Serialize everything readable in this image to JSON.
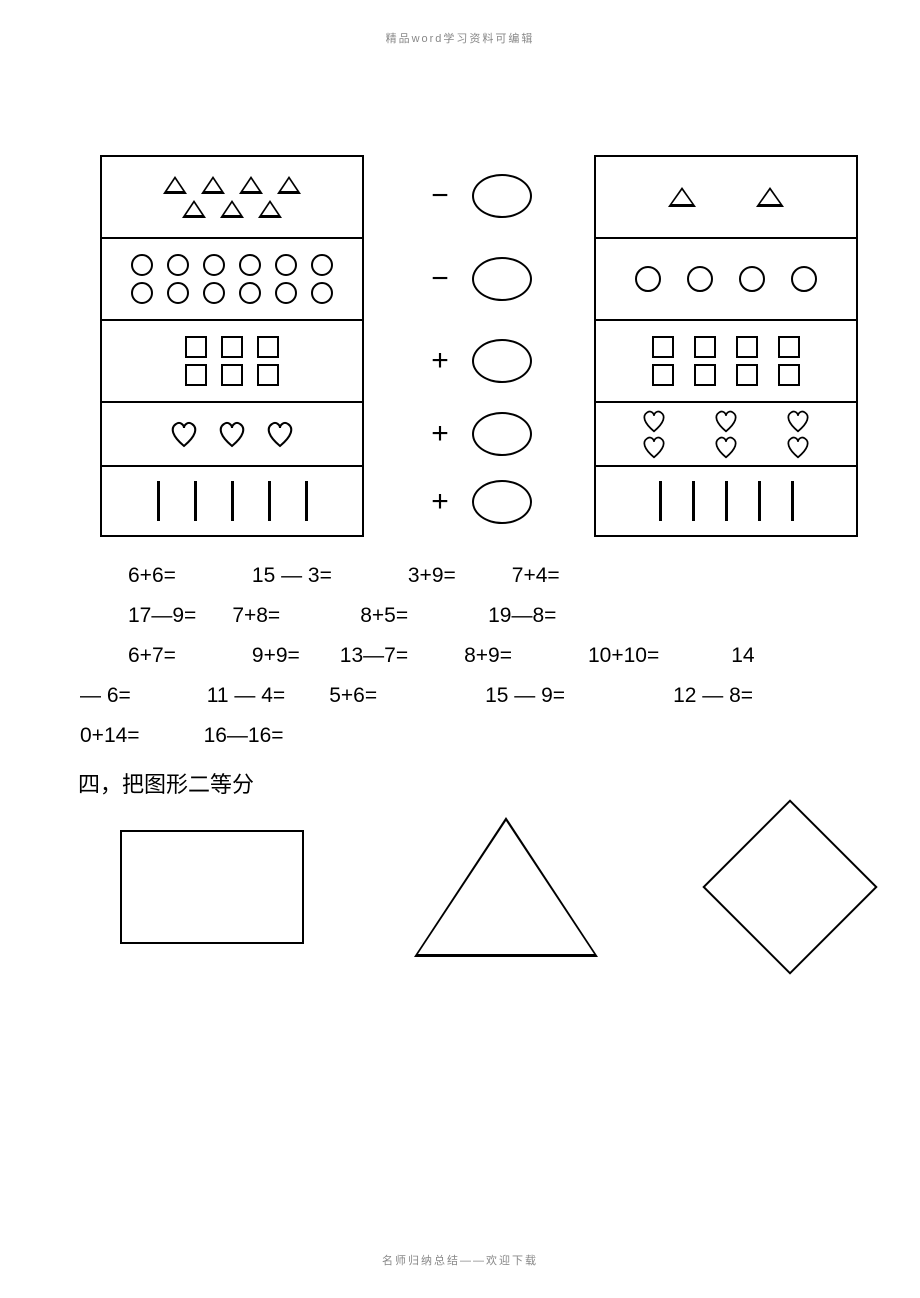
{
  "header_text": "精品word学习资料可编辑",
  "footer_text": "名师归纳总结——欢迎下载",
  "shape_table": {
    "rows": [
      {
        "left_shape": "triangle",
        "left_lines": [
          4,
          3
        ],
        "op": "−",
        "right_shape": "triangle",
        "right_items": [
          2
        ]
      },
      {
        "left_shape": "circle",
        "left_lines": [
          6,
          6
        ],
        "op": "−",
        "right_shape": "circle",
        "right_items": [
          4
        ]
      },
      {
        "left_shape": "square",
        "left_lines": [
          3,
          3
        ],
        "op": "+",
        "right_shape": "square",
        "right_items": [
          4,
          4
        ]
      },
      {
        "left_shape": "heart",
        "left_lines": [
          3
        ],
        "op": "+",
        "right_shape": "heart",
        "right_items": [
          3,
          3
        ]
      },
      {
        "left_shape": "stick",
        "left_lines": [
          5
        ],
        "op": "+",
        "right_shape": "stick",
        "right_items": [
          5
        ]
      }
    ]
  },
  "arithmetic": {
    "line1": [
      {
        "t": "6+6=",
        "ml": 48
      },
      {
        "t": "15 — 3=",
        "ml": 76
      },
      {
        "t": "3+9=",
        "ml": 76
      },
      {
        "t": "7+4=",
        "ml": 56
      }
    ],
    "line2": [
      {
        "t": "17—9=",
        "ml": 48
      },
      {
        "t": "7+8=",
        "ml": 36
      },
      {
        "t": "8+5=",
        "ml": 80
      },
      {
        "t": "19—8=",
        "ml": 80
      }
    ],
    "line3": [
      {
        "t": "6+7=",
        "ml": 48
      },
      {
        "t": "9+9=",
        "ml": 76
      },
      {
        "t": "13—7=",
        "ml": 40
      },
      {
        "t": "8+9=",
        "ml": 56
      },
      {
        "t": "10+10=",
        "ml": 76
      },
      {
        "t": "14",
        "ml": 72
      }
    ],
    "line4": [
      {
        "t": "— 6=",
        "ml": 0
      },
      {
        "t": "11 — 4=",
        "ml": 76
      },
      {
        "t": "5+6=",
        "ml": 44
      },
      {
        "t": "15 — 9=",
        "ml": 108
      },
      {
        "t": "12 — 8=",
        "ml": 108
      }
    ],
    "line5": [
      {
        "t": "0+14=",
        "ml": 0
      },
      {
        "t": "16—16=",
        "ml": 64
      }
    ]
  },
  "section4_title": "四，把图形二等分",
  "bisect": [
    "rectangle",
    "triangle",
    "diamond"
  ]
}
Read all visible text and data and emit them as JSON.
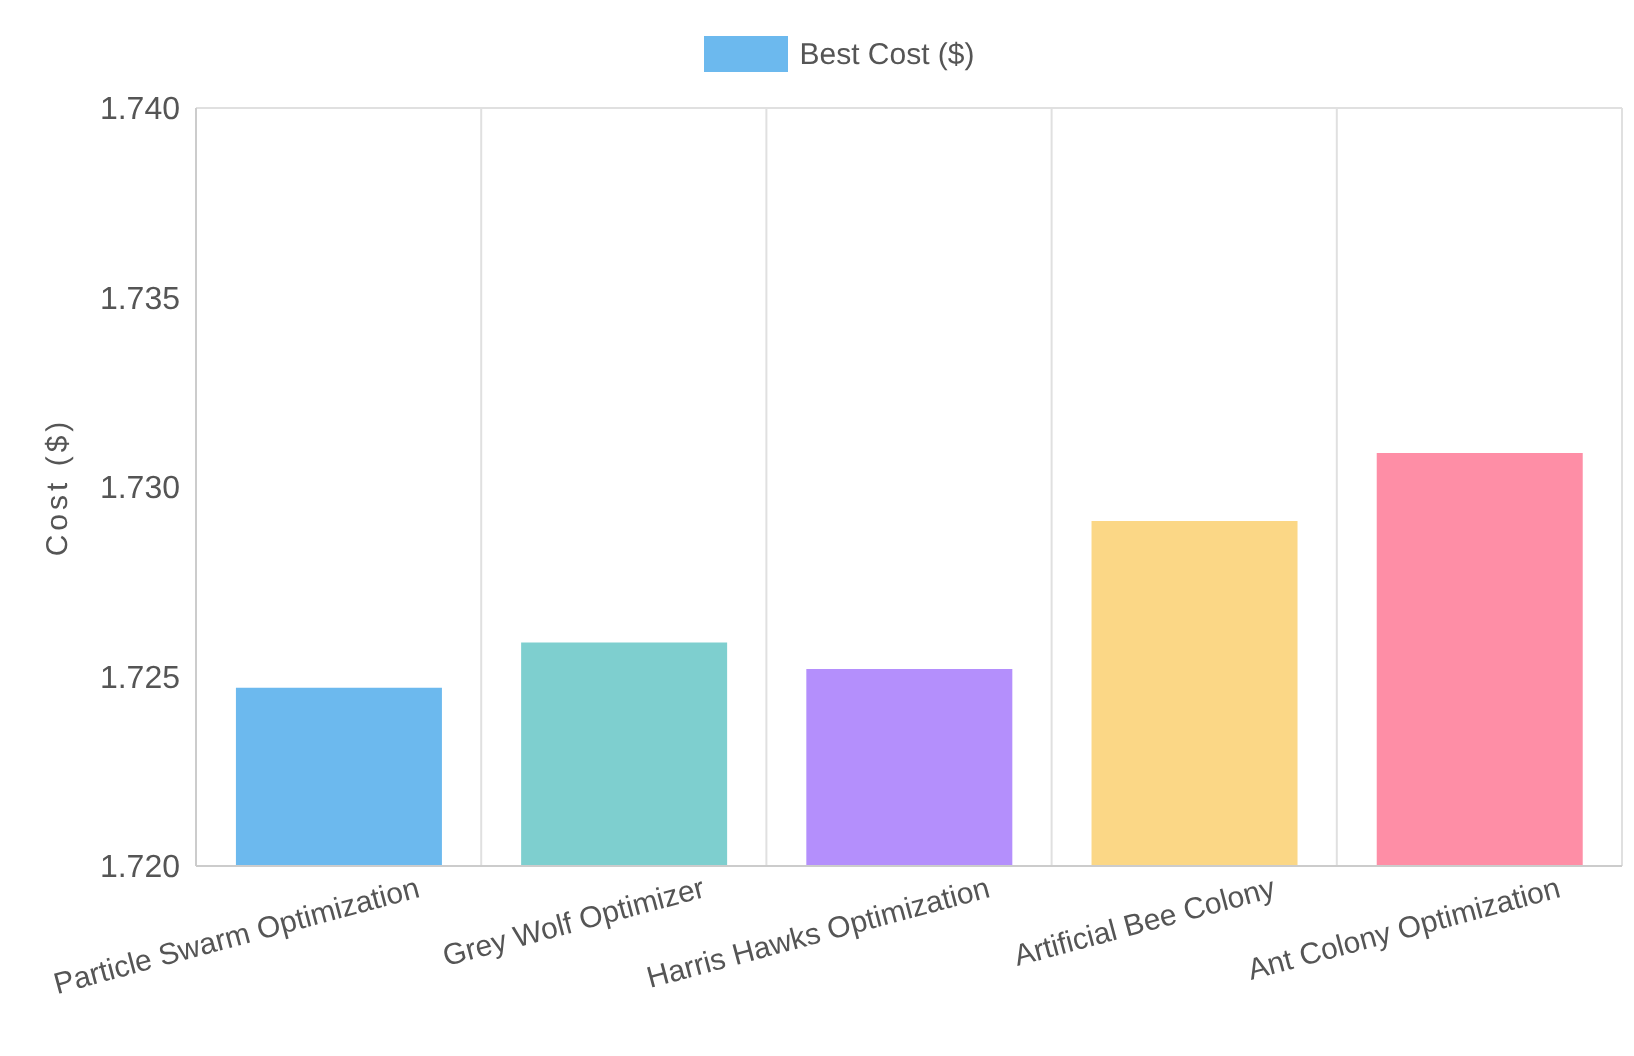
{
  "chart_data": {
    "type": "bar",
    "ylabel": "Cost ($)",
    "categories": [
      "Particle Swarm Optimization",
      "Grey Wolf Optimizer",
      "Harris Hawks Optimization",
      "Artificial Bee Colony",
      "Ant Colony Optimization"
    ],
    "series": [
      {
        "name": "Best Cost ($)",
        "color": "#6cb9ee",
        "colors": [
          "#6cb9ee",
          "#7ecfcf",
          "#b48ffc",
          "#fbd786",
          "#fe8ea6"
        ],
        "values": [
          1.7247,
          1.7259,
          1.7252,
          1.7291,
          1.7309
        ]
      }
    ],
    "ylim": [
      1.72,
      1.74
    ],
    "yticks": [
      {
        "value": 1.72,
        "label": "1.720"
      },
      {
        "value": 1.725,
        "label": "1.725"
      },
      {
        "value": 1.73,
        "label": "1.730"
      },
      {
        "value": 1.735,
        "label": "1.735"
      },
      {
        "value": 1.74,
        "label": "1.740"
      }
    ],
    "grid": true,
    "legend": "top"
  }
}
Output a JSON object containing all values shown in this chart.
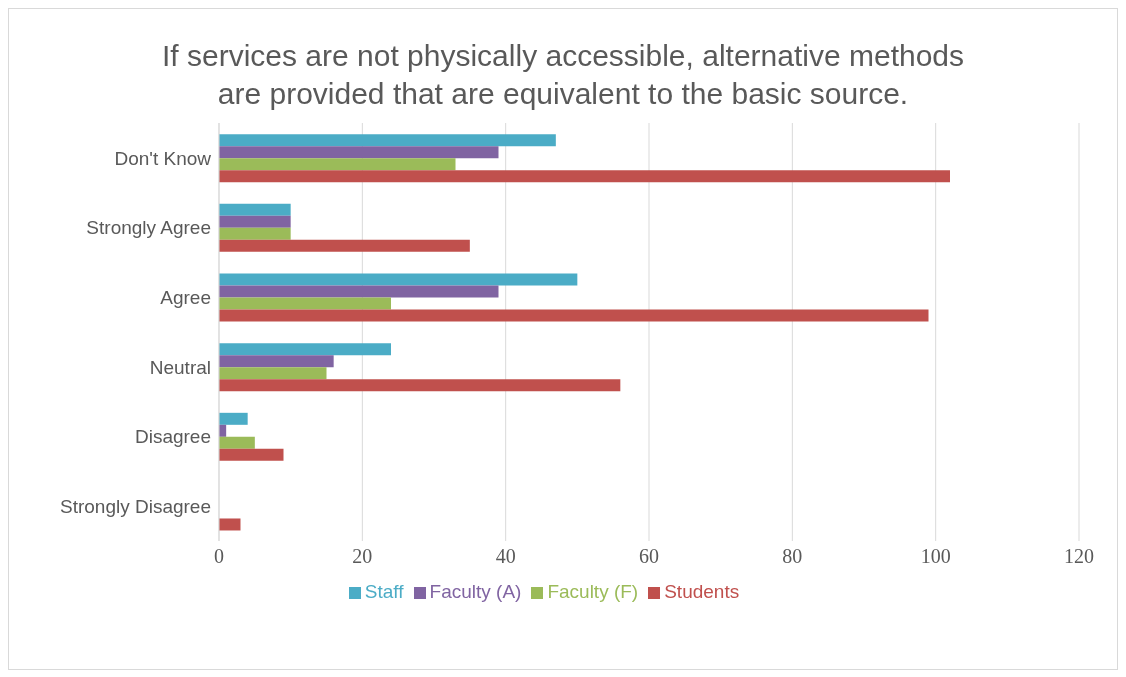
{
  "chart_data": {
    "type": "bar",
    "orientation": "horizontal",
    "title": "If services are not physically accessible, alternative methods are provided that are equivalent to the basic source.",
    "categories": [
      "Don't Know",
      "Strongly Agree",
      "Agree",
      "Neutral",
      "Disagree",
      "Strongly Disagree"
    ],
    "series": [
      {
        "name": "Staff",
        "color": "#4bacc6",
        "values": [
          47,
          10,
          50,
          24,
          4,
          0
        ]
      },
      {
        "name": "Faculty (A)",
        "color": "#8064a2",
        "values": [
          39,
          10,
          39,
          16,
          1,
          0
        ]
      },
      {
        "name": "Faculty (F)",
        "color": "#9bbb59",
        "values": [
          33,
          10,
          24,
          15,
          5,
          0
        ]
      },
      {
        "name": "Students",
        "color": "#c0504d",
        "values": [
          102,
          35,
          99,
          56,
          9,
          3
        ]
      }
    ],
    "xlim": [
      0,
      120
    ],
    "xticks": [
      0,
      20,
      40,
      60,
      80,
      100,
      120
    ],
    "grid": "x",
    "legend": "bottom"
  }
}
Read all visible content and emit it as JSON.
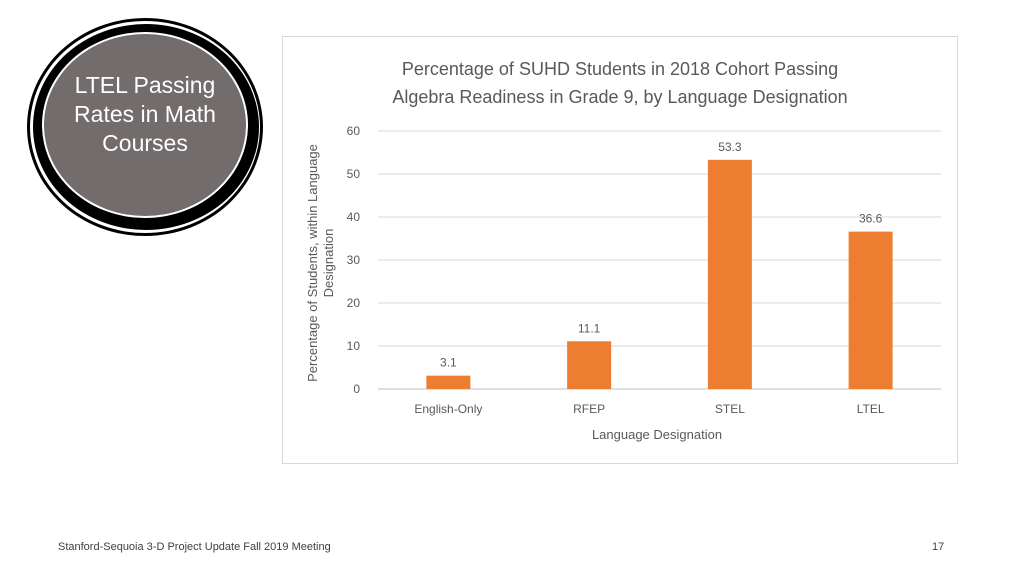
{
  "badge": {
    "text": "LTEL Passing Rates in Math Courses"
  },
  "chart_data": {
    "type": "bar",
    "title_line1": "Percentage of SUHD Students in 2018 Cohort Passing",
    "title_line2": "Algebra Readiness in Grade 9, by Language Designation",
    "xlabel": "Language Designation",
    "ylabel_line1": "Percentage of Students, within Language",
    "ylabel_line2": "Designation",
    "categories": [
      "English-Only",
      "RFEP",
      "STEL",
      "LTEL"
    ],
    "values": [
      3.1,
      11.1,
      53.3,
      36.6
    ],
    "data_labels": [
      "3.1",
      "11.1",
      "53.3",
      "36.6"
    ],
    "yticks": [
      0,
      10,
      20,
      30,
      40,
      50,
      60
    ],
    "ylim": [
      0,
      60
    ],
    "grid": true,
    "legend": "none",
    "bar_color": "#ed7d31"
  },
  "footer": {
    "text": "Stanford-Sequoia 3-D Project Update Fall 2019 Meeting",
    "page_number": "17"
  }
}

________

• Instructions to follow
Output exactly the lines from the one containing "Read all visible content and emit it as JSON." through the last line of the records above, both included, and leave out the pictures.

• The completed task
Read all visible content and emit it as JSON.
{
  "badge": {
    "text": "LTEL Passing Rates in Math Courses"
  },
  "chart_data": {
    "type": "bar",
    "title_line1": "Percentage of SUHD Students in 2018 Cohort Passing",
    "title_line2": "Algebra Readiness in Grade 9, by Language Designation",
    "xlabel": "Language Designation",
    "ylabel_line1": "Percentage of Students, within Language",
    "ylabel_line2": "Designation",
    "categories": [
      "English-Only",
      "RFEP",
      "STEL",
      "LTEL"
    ],
    "values": [
      3.1,
      11.1,
      53.3,
      36.6
    ],
    "data_labels": [
      "3.1",
      "11.1",
      "53.3",
      "36.6"
    ],
    "yticks": [
      0,
      10,
      20,
      30,
      40,
      50,
      60
    ],
    "ylim": [
      0,
      60
    ],
    "grid": true,
    "legend": "none",
    "bar_color": "#ed7d31"
  },
  "footer": {
    "text": "Stanford-Sequoia 3-D Project Update Fall 2019 Meeting",
    "page_number": "17"
  }
}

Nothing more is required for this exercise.